(Excerpts from a figure dataset)
━━━━━━━━━━━━━━━━

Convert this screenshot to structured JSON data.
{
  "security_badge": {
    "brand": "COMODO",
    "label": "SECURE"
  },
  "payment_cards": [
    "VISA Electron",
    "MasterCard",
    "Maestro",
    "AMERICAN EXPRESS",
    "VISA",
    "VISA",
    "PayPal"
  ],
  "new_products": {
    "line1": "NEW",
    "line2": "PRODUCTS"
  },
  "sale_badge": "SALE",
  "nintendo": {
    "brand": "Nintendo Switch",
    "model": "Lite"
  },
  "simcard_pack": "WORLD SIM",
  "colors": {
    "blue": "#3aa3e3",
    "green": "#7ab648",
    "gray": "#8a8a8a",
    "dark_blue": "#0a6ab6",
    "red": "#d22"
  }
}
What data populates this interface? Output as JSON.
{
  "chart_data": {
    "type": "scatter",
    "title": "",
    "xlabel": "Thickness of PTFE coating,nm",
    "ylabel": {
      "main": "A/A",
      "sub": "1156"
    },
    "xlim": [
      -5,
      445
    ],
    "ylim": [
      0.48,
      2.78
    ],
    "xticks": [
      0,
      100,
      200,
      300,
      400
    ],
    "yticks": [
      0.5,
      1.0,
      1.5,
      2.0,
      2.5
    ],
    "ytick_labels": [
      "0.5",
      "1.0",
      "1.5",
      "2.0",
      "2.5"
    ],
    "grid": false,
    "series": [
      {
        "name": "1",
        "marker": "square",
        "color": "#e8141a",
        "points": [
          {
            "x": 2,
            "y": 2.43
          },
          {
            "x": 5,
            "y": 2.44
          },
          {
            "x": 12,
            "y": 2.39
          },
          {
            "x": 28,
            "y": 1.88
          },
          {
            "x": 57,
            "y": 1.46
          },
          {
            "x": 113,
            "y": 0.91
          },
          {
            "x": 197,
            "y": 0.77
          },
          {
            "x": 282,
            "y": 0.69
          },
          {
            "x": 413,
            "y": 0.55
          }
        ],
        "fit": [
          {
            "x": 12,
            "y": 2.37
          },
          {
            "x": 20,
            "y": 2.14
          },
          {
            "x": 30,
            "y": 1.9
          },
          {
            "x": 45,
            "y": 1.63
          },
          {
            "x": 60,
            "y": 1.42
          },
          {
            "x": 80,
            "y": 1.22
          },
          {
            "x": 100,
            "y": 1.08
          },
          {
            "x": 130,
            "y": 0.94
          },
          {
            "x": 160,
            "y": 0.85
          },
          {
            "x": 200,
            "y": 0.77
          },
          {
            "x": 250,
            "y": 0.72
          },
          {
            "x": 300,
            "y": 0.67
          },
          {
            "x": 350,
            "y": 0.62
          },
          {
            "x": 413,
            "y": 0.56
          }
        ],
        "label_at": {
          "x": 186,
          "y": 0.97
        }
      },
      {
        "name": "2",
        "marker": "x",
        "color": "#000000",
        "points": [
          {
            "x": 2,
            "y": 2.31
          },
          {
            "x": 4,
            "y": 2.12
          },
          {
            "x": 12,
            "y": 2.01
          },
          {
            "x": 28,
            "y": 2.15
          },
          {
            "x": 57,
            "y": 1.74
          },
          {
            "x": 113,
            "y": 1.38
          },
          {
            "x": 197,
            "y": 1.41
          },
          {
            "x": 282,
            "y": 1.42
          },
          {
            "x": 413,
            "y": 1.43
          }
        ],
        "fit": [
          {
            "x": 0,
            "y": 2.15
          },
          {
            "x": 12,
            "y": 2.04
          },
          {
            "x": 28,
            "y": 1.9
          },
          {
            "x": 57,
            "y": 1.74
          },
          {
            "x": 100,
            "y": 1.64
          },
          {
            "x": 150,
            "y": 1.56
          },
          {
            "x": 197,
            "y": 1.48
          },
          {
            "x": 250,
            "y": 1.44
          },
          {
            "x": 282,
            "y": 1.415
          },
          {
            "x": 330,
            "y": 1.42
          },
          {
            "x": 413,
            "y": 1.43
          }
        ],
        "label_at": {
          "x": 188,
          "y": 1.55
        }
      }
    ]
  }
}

━━━━━━━━━━━━━━━━

● Given request: Restate the whole listing exactly.

● Task solution:
Convert this screenshot to structured JSON data.
{
  "security_badge": {
    "brand": "COMODO",
    "label": "SECURE"
  },
  "payment_cards": [
    "VISA Electron",
    "MasterCard",
    "Maestro",
    "AMERICAN EXPRESS",
    "VISA",
    "VISA",
    "PayPal"
  ],
  "new_products": {
    "line1": "NEW",
    "line2": "PRODUCTS"
  },
  "sale_badge": "SALE",
  "nintendo": {
    "brand": "Nintendo Switch",
    "model": "Lite"
  },
  "simcard_pack": "WORLD SIM",
  "colors": {
    "blue": "#3aa3e3",
    "green": "#7ab648",
    "gray": "#8a8a8a",
    "dark_blue": "#0a6ab6",
    "red": "#d22"
  }
}
What data populates this interface? Output as JSON.
{
  "chart_data": {
    "type": "scatter",
    "title": "",
    "xlabel": "Thickness of PTFE coating,nm",
    "ylabel": {
      "main": "A/A",
      "sub": "1156"
    },
    "xlim": [
      -5,
      445
    ],
    "ylim": [
      0.48,
      2.78
    ],
    "xticks": [
      0,
      100,
      200,
      300,
      400
    ],
    "yticks": [
      0.5,
      1.0,
      1.5,
      2.0,
      2.5
    ],
    "ytick_labels": [
      "0.5",
      "1.0",
      "1.5",
      "2.0",
      "2.5"
    ],
    "grid": false,
    "series": [
      {
        "name": "1",
        "marker": "square",
        "color": "#e8141a",
        "points": [
          {
            "x": 2,
            "y": 2.43
          },
          {
            "x": 5,
            "y": 2.44
          },
          {
            "x": 12,
            "y": 2.39
          },
          {
            "x": 28,
            "y": 1.88
          },
          {
            "x": 57,
            "y": 1.46
          },
          {
            "x": 113,
            "y": 0.91
          },
          {
            "x": 197,
            "y": 0.77
          },
          {
            "x": 282,
            "y": 0.69
          },
          {
            "x": 413,
            "y": 0.55
          }
        ],
        "fit": [
          {
            "x": 12,
            "y": 2.37
          },
          {
            "x": 20,
            "y": 2.14
          },
          {
            "x": 30,
            "y": 1.9
          },
          {
            "x": 45,
            "y": 1.63
          },
          {
            "x": 60,
            "y": 1.42
          },
          {
            "x": 80,
            "y": 1.22
          },
          {
            "x": 100,
            "y": 1.08
          },
          {
            "x": 130,
            "y": 0.94
          },
          {
            "x": 160,
            "y": 0.85
          },
          {
            "x": 200,
            "y": 0.77
          },
          {
            "x": 250,
            "y": 0.72
          },
          {
            "x": 300,
            "y": 0.67
          },
          {
            "x": 350,
            "y": 0.62
          },
          {
            "x": 413,
            "y": 0.56
          }
        ],
        "label_at": {
          "x": 186,
          "y": 0.97
        }
      },
      {
        "name": "2",
        "marker": "x",
        "color": "#000000",
        "points": [
          {
            "x": 2,
            "y": 2.31
          },
          {
            "x": 4,
            "y": 2.12
          },
          {
            "x": 12,
            "y": 2.01
          },
          {
            "x": 28,
            "y": 2.15
          },
          {
            "x": 57,
            "y": 1.74
          },
          {
            "x": 113,
            "y": 1.38
          },
          {
            "x": 197,
            "y": 1.41
          },
          {
            "x": 282,
            "y": 1.42
          },
          {
            "x": 413,
            "y": 1.43
          }
        ],
        "fit": [
          {
            "x": 0,
            "y": 2.15
          },
          {
            "x": 12,
            "y": 2.04
          },
          {
            "x": 28,
            "y": 1.9
          },
          {
            "x": 57,
            "y": 1.74
          },
          {
            "x": 100,
            "y": 1.64
          },
          {
            "x": 150,
            "y": 1.56
          },
          {
            "x": 197,
            "y": 1.48
          },
          {
            "x": 250,
            "y": 1.44
          },
          {
            "x": 282,
            "y": 1.415
          },
          {
            "x": 330,
            "y": 1.42
          },
          {
            "x": 413,
            "y": 1.43
          }
        ],
        "label_at": {
          "x": 188,
          "y": 1.55
        }
      }
    ]
  }
}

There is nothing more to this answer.